>> start PROVIDED MATERIAL

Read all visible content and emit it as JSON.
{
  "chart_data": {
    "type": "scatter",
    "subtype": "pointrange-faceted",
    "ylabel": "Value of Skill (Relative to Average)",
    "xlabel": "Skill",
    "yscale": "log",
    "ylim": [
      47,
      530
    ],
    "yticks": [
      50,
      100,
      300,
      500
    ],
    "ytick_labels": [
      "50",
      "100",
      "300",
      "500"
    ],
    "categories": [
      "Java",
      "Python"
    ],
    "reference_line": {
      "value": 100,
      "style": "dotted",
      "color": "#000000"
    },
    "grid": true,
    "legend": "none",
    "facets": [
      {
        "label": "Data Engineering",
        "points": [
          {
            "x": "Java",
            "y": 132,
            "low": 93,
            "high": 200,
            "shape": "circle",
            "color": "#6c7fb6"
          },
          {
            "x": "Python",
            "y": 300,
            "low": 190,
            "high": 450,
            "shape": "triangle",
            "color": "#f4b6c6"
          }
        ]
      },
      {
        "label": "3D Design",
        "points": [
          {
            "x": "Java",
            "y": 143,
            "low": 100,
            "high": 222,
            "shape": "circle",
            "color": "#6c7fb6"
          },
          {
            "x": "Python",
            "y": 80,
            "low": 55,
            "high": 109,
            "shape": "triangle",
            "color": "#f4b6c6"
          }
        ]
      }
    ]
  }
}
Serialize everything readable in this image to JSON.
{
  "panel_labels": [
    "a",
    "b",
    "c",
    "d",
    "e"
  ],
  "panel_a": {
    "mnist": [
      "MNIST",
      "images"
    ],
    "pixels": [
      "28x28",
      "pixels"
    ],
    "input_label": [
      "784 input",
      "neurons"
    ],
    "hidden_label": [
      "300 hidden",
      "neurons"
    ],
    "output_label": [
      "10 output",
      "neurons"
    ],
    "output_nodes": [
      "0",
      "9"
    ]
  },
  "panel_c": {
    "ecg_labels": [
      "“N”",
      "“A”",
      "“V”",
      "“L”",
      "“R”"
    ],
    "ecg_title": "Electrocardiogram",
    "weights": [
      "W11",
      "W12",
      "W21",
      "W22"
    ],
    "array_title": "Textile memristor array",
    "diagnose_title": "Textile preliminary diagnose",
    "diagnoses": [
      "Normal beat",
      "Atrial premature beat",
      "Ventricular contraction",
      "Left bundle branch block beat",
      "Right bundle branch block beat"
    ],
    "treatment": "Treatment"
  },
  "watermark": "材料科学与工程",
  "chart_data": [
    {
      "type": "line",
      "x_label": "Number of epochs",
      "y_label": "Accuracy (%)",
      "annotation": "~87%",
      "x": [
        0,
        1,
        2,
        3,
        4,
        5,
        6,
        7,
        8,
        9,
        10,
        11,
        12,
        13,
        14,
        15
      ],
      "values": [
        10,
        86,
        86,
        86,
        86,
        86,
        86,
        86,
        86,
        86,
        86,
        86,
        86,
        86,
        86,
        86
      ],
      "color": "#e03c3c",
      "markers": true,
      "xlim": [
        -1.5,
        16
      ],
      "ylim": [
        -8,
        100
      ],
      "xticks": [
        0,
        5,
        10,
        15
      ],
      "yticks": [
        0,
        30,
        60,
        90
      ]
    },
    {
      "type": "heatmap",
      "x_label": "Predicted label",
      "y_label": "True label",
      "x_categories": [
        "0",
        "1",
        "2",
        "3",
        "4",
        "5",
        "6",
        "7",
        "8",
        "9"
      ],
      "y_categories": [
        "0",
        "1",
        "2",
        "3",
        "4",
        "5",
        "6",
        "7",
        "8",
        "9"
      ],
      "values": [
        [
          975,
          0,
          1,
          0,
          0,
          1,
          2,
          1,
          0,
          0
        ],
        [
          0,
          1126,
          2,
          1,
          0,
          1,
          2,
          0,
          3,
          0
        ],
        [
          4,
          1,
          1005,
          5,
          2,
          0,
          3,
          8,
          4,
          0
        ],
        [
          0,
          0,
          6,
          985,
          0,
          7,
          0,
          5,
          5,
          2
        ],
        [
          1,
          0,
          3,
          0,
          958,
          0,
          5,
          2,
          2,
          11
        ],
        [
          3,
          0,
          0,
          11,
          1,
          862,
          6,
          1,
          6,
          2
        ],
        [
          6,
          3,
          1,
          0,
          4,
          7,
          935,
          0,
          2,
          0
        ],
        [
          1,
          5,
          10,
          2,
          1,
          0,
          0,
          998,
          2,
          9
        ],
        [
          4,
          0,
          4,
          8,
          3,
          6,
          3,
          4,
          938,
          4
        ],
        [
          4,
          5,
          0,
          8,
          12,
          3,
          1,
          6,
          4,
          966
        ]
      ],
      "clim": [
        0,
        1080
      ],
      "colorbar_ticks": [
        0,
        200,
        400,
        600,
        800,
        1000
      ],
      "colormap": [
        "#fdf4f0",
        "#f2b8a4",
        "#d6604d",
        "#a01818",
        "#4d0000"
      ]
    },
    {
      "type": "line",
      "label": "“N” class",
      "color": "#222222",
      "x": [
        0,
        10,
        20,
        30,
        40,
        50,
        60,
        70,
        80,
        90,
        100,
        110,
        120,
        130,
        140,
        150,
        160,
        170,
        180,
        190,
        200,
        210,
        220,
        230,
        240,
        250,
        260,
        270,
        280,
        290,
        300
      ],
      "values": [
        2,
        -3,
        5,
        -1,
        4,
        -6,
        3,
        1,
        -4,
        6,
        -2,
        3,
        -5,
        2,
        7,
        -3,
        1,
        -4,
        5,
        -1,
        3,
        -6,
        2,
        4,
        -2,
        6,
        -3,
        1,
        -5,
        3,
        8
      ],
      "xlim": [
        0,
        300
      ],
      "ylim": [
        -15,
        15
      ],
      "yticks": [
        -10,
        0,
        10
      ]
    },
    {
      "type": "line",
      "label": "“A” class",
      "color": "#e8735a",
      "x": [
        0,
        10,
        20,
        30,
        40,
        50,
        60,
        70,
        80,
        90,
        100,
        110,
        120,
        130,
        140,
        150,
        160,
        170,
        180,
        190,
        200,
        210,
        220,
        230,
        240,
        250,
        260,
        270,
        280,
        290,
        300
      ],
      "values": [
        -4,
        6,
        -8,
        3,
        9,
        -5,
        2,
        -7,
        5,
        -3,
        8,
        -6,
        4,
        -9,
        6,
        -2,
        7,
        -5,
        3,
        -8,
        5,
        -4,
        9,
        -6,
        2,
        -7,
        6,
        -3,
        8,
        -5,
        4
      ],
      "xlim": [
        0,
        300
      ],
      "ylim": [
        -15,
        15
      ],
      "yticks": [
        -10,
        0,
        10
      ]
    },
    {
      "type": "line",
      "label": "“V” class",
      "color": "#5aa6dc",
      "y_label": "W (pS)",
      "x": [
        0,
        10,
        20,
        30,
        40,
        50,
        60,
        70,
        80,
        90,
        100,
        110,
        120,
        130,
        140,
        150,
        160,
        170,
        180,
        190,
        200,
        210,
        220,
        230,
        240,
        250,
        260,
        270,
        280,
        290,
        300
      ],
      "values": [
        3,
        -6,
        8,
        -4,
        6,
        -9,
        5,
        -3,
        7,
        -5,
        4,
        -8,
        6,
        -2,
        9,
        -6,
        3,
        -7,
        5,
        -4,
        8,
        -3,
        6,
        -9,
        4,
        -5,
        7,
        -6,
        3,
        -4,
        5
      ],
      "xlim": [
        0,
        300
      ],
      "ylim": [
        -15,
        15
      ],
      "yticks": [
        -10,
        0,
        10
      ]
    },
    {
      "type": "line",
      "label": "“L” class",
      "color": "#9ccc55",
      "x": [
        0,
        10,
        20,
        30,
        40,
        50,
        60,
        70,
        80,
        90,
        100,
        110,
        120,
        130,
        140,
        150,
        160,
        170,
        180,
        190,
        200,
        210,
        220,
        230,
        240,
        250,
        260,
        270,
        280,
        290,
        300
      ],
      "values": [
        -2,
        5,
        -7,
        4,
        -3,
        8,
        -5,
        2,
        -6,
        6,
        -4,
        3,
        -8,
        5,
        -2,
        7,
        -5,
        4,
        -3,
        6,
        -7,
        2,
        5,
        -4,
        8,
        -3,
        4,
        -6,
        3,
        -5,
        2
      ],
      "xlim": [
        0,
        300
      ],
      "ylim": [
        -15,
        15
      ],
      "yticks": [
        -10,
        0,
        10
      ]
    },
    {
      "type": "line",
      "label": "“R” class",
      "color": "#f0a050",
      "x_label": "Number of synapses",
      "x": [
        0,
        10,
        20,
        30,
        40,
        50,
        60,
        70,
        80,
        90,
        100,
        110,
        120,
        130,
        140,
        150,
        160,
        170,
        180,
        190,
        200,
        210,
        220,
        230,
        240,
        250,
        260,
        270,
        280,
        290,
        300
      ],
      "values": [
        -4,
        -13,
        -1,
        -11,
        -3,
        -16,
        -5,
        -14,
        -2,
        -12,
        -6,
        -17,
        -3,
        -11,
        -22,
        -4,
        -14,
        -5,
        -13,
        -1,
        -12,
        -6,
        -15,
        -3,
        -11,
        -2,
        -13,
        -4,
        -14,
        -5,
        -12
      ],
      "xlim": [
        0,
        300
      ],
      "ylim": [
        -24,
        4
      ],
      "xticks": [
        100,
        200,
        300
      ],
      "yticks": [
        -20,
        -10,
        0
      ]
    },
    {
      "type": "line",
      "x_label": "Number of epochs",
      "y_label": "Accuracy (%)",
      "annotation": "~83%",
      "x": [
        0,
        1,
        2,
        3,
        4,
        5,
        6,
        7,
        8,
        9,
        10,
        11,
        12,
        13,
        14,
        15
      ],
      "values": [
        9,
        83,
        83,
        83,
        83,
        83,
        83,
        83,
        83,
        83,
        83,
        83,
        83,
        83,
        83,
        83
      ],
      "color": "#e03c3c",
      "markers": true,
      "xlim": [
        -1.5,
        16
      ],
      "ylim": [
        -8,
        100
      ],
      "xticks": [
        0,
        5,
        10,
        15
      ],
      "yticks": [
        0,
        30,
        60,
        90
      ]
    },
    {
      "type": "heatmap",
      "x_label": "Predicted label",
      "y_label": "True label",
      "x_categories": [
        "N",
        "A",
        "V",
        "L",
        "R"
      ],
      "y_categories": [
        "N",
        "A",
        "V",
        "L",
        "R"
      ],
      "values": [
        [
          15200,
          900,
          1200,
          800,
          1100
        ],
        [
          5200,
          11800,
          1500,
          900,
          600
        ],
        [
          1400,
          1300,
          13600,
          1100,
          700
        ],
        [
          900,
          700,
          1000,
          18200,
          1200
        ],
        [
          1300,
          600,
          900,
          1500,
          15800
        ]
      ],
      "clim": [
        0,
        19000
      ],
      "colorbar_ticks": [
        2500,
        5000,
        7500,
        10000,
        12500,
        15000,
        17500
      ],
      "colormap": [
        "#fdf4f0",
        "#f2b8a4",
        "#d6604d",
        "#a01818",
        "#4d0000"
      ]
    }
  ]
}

>> end PROVIDED MATERIAL
>> start PROVIDED MATERIAL

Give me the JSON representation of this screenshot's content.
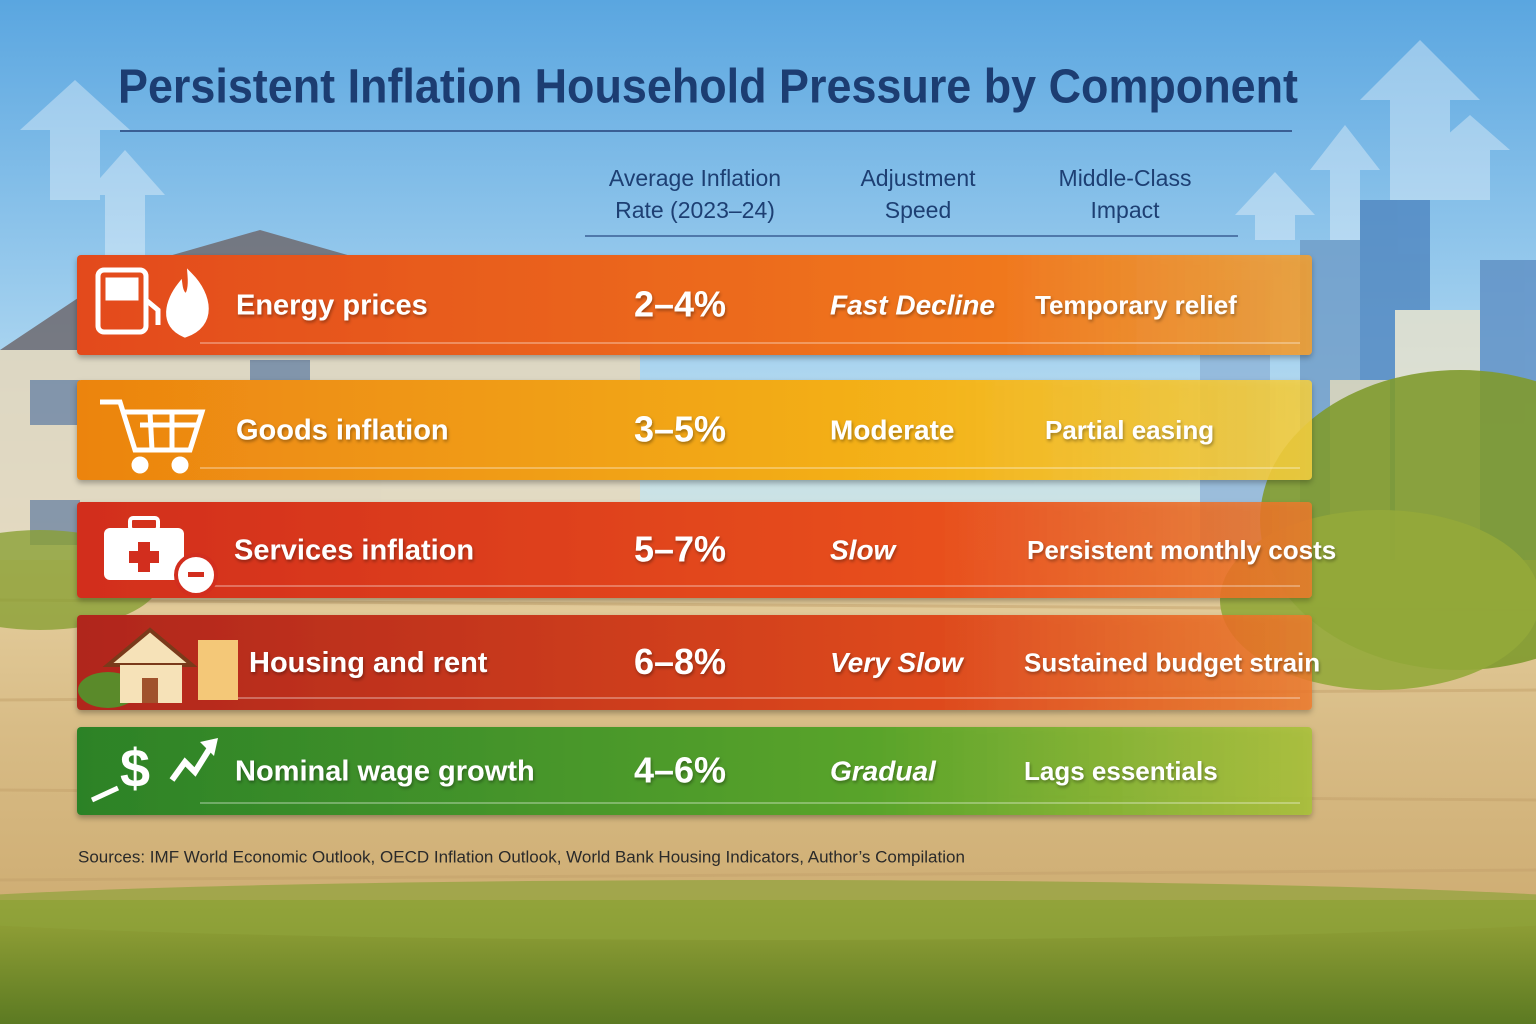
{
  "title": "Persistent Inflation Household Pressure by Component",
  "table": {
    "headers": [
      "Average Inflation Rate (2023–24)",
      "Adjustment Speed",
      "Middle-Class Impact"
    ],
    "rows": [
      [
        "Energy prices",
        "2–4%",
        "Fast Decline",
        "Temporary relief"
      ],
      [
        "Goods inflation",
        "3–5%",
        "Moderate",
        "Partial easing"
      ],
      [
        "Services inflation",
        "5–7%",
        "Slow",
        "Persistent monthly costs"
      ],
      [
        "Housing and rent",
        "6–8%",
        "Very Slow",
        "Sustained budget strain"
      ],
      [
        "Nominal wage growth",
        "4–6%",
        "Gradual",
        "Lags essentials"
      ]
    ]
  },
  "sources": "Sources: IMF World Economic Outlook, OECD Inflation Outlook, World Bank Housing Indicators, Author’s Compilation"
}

>> end PROVIDED MATERIAL
>> start PROVIDED MATERIAL

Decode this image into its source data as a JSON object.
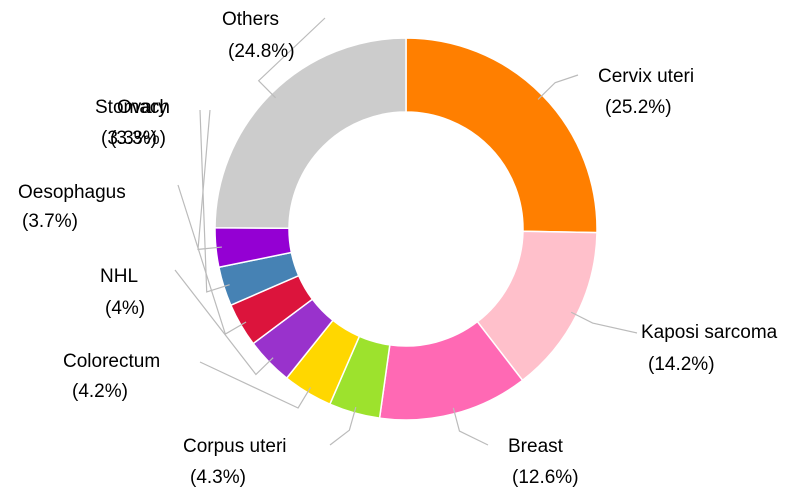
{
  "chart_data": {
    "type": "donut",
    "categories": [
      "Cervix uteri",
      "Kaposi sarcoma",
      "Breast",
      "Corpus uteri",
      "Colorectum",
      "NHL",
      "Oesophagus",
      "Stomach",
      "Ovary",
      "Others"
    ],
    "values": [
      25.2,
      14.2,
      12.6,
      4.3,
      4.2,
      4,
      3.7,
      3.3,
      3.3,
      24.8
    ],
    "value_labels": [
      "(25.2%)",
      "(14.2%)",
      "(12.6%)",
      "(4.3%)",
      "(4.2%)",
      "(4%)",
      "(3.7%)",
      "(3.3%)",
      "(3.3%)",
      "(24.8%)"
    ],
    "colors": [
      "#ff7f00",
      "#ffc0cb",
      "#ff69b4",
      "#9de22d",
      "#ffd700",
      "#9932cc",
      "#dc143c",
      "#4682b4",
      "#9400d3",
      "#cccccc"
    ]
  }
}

>> end PROVIDED MATERIAL

» **WHAT YOU HAVE TO DO**
Return only the number of lines in the data that contain "Average".

» **REPLY TO THE EXERCISE**
2